▶ **GIVEN PROBLEM**: Return all entries word for word, but drop any images.

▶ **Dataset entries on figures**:
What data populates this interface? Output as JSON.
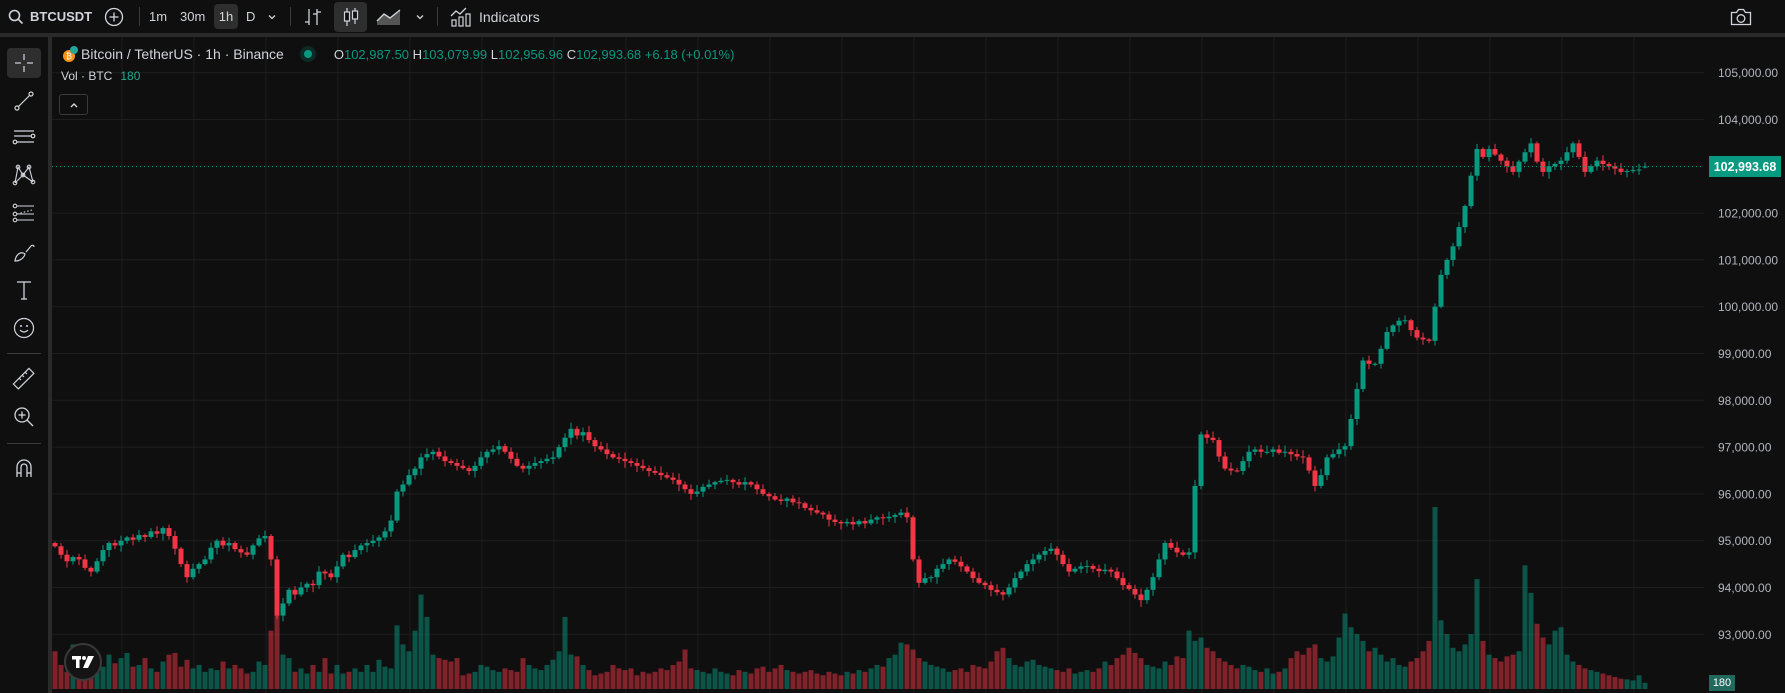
{
  "toolbar": {
    "symbol": "BTCUSDT",
    "intervals": [
      "1m",
      "30m",
      "1h",
      "D"
    ],
    "active_interval": "1h",
    "chart_style": "candles",
    "indicators_label": "Indicators"
  },
  "legend": {
    "title": "Bitcoin / TetherUS · 1h · Binance",
    "o_label": "O",
    "o": "102,987.50",
    "h_label": "H",
    "h": "103,079.99",
    "l_label": "L",
    "l": "102,956.96",
    "c_label": "C",
    "c": "102,993.68",
    "change": "+6.18 (+0.01%)"
  },
  "volume_legend": {
    "label": "Vol · BTC",
    "value": "180"
  },
  "price_axis": {
    "ticks": [
      "105,000.00",
      "104,000.00",
      "103,000.00",
      "102,000.00",
      "101,000.00",
      "100,000.00",
      "99,000.00",
      "98,000.00",
      "97,000.00",
      "96,000.00",
      "95,000.00",
      "94,000.00",
      "93,000.00"
    ],
    "current_price": "102,993.68",
    "current_volume": "180"
  },
  "colors": {
    "up": "#089981",
    "down": "#f23645",
    "background": "#0f0f0f",
    "grid": "#1e1e1e"
  },
  "chart_data": {
    "type": "candlestick",
    "interval": "1h",
    "ylim": [
      92300,
      105500
    ],
    "grid": true,
    "close": [
      94880,
      94700,
      94560,
      94650,
      94600,
      94420,
      94340,
      94560,
      94800,
      94950,
      94900,
      95000,
      95070,
      95020,
      95120,
      95080,
      95200,
      95150,
      95270,
      95100,
      94830,
      94500,
      94220,
      94400,
      94500,
      94600,
      94850,
      95000,
      94900,
      94950,
      94820,
      94750,
      94700,
      94900,
      95050,
      95100,
      94600,
      93400,
      93660,
      93950,
      93850,
      94000,
      94080,
      94050,
      94340,
      94300,
      94220,
      94450,
      94700,
      94650,
      94800,
      94900,
      94950,
      95000,
      95070,
      95200,
      95430,
      96050,
      96200,
      96400,
      96540,
      96780,
      96850,
      96900,
      96800,
      96700,
      96660,
      96600,
      96550,
      96490,
      96600,
      96780,
      96900,
      96950,
      97020,
      96900,
      96750,
      96600,
      96540,
      96600,
      96660,
      96700,
      96750,
      96780,
      97000,
      97200,
      97390,
      97250,
      97320,
      97150,
      97020,
      96950,
      96850,
      96780,
      96750,
      96700,
      96660,
      96600,
      96550,
      96490,
      96450,
      96400,
      96350,
      96300,
      96200,
      96100,
      96000,
      96050,
      96150,
      96200,
      96250,
      96280,
      96300,
      96250,
      96200,
      96250,
      96200,
      96100,
      96000,
      95950,
      95880,
      95850,
      95900,
      95820,
      95800,
      95700,
      95650,
      95600,
      95560,
      95450,
      95400,
      95370,
      95400,
      95350,
      95420,
      95370,
      95450,
      95500,
      95480,
      95510,
      95550,
      95600,
      95500,
      94600,
      94100,
      94200,
      94220,
      94400,
      94500,
      94600,
      94550,
      94450,
      94340,
      94200,
      94100,
      94050,
      93950,
      93900,
      93850,
      94000,
      94200,
      94340,
      94500,
      94600,
      94700,
      94780,
      94830,
      94700,
      94500,
      94340,
      94400,
      94450,
      94460,
      94400,
      94350,
      94380,
      94340,
      94200,
      94050,
      93970,
      93850,
      93730,
      93950,
      94220,
      94600,
      94950,
      94850,
      94750,
      94700,
      94750,
      96170,
      97270,
      97200,
      97150,
      96800,
      96540,
      96500,
      96490,
      96700,
      96900,
      96950,
      96900,
      96900,
      96950,
      96880,
      96900,
      96850,
      96800,
      96780,
      96500,
      96170,
      96400,
      96780,
      96850,
      96950,
      97020,
      97600,
      98240,
      98850,
      98780,
      98780,
      99100,
      99460,
      99600,
      99700,
      99710,
      99500,
      99340,
      99300,
      99270,
      100000,
      100680,
      101000,
      101290,
      101700,
      102150,
      102800,
      103370,
      103200,
      103370,
      103250,
      103120,
      103000,
      102880,
      103100,
      103300,
      103490,
      103100,
      102880,
      103000,
      103050,
      103120,
      103300,
      103490,
      103200,
      102880,
      103000,
      103120,
      103050,
      103000,
      102950,
      102880,
      102900,
      102920,
      102930,
      102993.68
    ],
    "volume": [
      1100,
      700,
      500,
      1300,
      900,
      600,
      500,
      700,
      650,
      1000,
      750,
      900,
      1050,
      650,
      700,
      900,
      600,
      500,
      800,
      1000,
      1050,
      650,
      850,
      600,
      700,
      500,
      600,
      550,
      800,
      600,
      700,
      600,
      450,
      500,
      800,
      700,
      1700,
      3100,
      1000,
      900,
      500,
      600,
      450,
      700,
      500,
      900,
      450,
      700,
      450,
      500,
      600,
      500,
      700,
      500,
      850,
      650,
      600,
      1850,
      1300,
      1100,
      1700,
      2750,
      2100,
      1000,
      900,
      850,
      800,
      900,
      400,
      450,
      500,
      700,
      650,
      550,
      500,
      600,
      550,
      500,
      900,
      700,
      600,
      550,
      700,
      850,
      1100,
      2100,
      1000,
      950,
      700,
      550,
      400,
      450,
      500,
      700,
      600,
      550,
      600,
      400,
      500,
      450,
      500,
      600,
      550,
      700,
      800,
      1150,
      600,
      550,
      500,
      450,
      600,
      500,
      450,
      400,
      550,
      500,
      450,
      600,
      650,
      500,
      600,
      700,
      550,
      500,
      450,
      500,
      550,
      450,
      400,
      500,
      450,
      400,
      500,
      450,
      550,
      500,
      600,
      700,
      650,
      900,
      1000,
      1350,
      1300,
      1150,
      900,
      800,
      700,
      650,
      600,
      500,
      550,
      600,
      500,
      700,
      650,
      600,
      800,
      1100,
      1200,
      900,
      700,
      650,
      800,
      850,
      700,
      650,
      600,
      550,
      500,
      600,
      450,
      500,
      550,
      500,
      600,
      800,
      700,
      900,
      1000,
      1200,
      1050,
      900,
      700,
      650,
      600,
      800,
      700,
      950,
      900,
      1700,
      1400,
      1500,
      1200,
      1100,
      900,
      800,
      700,
      600,
      700,
      650,
      550,
      500,
      600,
      450,
      500,
      600,
      900,
      1100,
      1000,
      1200,
      1300,
      900,
      800,
      950,
      1500,
      2200,
      1800,
      1600,
      1400,
      1100,
      1200,
      1000,
      800,
      900,
      700,
      650,
      800,
      900,
      1100,
      1400,
      5300,
      2000,
      1600,
      1200,
      1100,
      1300,
      1600,
      3200,
      1400,
      1000,
      900,
      800,
      950,
      1000,
      1100,
      3600,
      2800,
      1900,
      1500,
      1300,
      1700,
      1800,
      1000,
      800,
      700,
      600,
      550,
      500,
      450,
      400,
      350,
      300,
      280,
      250,
      400,
      180
    ],
    "last_candle": {
      "open": 102987.5,
      "high": 103079.99,
      "low": 102956.96,
      "close": 102993.68,
      "volume": 180
    }
  }
}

▶ **WORKED SOLUTION**:
What data populates this interface? Output as JSON.
{
  "toolbar": {
    "symbol": "BTCUSDT",
    "intervals": [
      "1m",
      "30m",
      "1h",
      "D"
    ],
    "active_interval": "1h",
    "chart_style": "candles",
    "indicators_label": "Indicators"
  },
  "legend": {
    "title": "Bitcoin / TetherUS · 1h · Binance",
    "o_label": "O",
    "o": "102,987.50",
    "h_label": "H",
    "h": "103,079.99",
    "l_label": "L",
    "l": "102,956.96",
    "c_label": "C",
    "c": "102,993.68",
    "change": "+6.18 (+0.01%)"
  },
  "volume_legend": {
    "label": "Vol · BTC",
    "value": "180"
  },
  "price_axis": {
    "ticks": [
      "105,000.00",
      "104,000.00",
      "103,000.00",
      "102,000.00",
      "101,000.00",
      "100,000.00",
      "99,000.00",
      "98,000.00",
      "97,000.00",
      "96,000.00",
      "95,000.00",
      "94,000.00",
      "93,000.00"
    ],
    "current_price": "102,993.68",
    "current_volume": "180"
  },
  "colors": {
    "up": "#089981",
    "down": "#f23645",
    "background": "#0f0f0f",
    "grid": "#1e1e1e"
  },
  "chart_data": {
    "type": "candlestick",
    "interval": "1h",
    "ylim": [
      92300,
      105500
    ],
    "grid": true,
    "close": [
      94880,
      94700,
      94560,
      94650,
      94600,
      94420,
      94340,
      94560,
      94800,
      94950,
      94900,
      95000,
      95070,
      95020,
      95120,
      95080,
      95200,
      95150,
      95270,
      95100,
      94830,
      94500,
      94220,
      94400,
      94500,
      94600,
      94850,
      95000,
      94900,
      94950,
      94820,
      94750,
      94700,
      94900,
      95050,
      95100,
      94600,
      93400,
      93660,
      93950,
      93850,
      94000,
      94080,
      94050,
      94340,
      94300,
      94220,
      94450,
      94700,
      94650,
      94800,
      94900,
      94950,
      95000,
      95070,
      95200,
      95430,
      96050,
      96200,
      96400,
      96540,
      96780,
      96850,
      96900,
      96800,
      96700,
      96660,
      96600,
      96550,
      96490,
      96600,
      96780,
      96900,
      96950,
      97020,
      96900,
      96750,
      96600,
      96540,
      96600,
      96660,
      96700,
      96750,
      96780,
      97000,
      97200,
      97390,
      97250,
      97320,
      97150,
      97020,
      96950,
      96850,
      96780,
      96750,
      96700,
      96660,
      96600,
      96550,
      96490,
      96450,
      96400,
      96350,
      96300,
      96200,
      96100,
      96000,
      96050,
      96150,
      96200,
      96250,
      96280,
      96300,
      96250,
      96200,
      96250,
      96200,
      96100,
      96000,
      95950,
      95880,
      95850,
      95900,
      95820,
      95800,
      95700,
      95650,
      95600,
      95560,
      95450,
      95400,
      95370,
      95400,
      95350,
      95420,
      95370,
      95450,
      95500,
      95480,
      95510,
      95550,
      95600,
      95500,
      94600,
      94100,
      94200,
      94220,
      94400,
      94500,
      94600,
      94550,
      94450,
      94340,
      94200,
      94100,
      94050,
      93950,
      93900,
      93850,
      94000,
      94200,
      94340,
      94500,
      94600,
      94700,
      94780,
      94830,
      94700,
      94500,
      94340,
      94400,
      94450,
      94460,
      94400,
      94350,
      94380,
      94340,
      94200,
      94050,
      93970,
      93850,
      93730,
      93950,
      94220,
      94600,
      94950,
      94850,
      94750,
      94700,
      94750,
      96170,
      97270,
      97200,
      97150,
      96800,
      96540,
      96500,
      96490,
      96700,
      96900,
      96950,
      96900,
      96900,
      96950,
      96880,
      96900,
      96850,
      96800,
      96780,
      96500,
      96170,
      96400,
      96780,
      96850,
      96950,
      97020,
      97600,
      98240,
      98850,
      98780,
      98780,
      99100,
      99460,
      99600,
      99700,
      99710,
      99500,
      99340,
      99300,
      99270,
      100000,
      100680,
      101000,
      101290,
      101700,
      102150,
      102800,
      103370,
      103200,
      103370,
      103250,
      103120,
      103000,
      102880,
      103100,
      103300,
      103490,
      103100,
      102880,
      103000,
      103050,
      103120,
      103300,
      103490,
      103200,
      102880,
      103000,
      103120,
      103050,
      103000,
      102950,
      102880,
      102900,
      102920,
      102930,
      102993.68
    ],
    "volume": [
      1100,
      700,
      500,
      1300,
      900,
      600,
      500,
      700,
      650,
      1000,
      750,
      900,
      1050,
      650,
      700,
      900,
      600,
      500,
      800,
      1000,
      1050,
      650,
      850,
      600,
      700,
      500,
      600,
      550,
      800,
      600,
      700,
      600,
      450,
      500,
      800,
      700,
      1700,
      3100,
      1000,
      900,
      500,
      600,
      450,
      700,
      500,
      900,
      450,
      700,
      450,
      500,
      600,
      500,
      700,
      500,
      850,
      650,
      600,
      1850,
      1300,
      1100,
      1700,
      2750,
      2100,
      1000,
      900,
      850,
      800,
      900,
      400,
      450,
      500,
      700,
      650,
      550,
      500,
      600,
      550,
      500,
      900,
      700,
      600,
      550,
      700,
      850,
      1100,
      2100,
      1000,
      950,
      700,
      550,
      400,
      450,
      500,
      700,
      600,
      550,
      600,
      400,
      500,
      450,
      500,
      600,
      550,
      700,
      800,
      1150,
      600,
      550,
      500,
      450,
      600,
      500,
      450,
      400,
      550,
      500,
      450,
      600,
      650,
      500,
      600,
      700,
      550,
      500,
      450,
      500,
      550,
      450,
      400,
      500,
      450,
      400,
      500,
      450,
      550,
      500,
      600,
      700,
      650,
      900,
      1000,
      1350,
      1300,
      1150,
      900,
      800,
      700,
      650,
      600,
      500,
      550,
      600,
      500,
      700,
      650,
      600,
      800,
      1100,
      1200,
      900,
      700,
      650,
      800,
      850,
      700,
      650,
      600,
      550,
      500,
      600,
      450,
      500,
      550,
      500,
      600,
      800,
      700,
      900,
      1000,
      1200,
      1050,
      900,
      700,
      650,
      600,
      800,
      700,
      950,
      900,
      1700,
      1400,
      1500,
      1200,
      1100,
      900,
      800,
      700,
      600,
      700,
      650,
      550,
      500,
      600,
      450,
      500,
      600,
      900,
      1100,
      1000,
      1200,
      1300,
      900,
      800,
      950,
      1500,
      2200,
      1800,
      1600,
      1400,
      1100,
      1200,
      1000,
      800,
      900,
      700,
      650,
      800,
      900,
      1100,
      1400,
      5300,
      2000,
      1600,
      1200,
      1100,
      1300,
      1600,
      3200,
      1400,
      1000,
      900,
      800,
      950,
      1000,
      1100,
      3600,
      2800,
      1900,
      1500,
      1300,
      1700,
      1800,
      1000,
      800,
      700,
      600,
      550,
      500,
      450,
      400,
      350,
      300,
      280,
      250,
      400,
      180
    ],
    "last_candle": {
      "open": 102987.5,
      "high": 103079.99,
      "low": 102956.96,
      "close": 102993.68,
      "volume": 180
    }
  }
}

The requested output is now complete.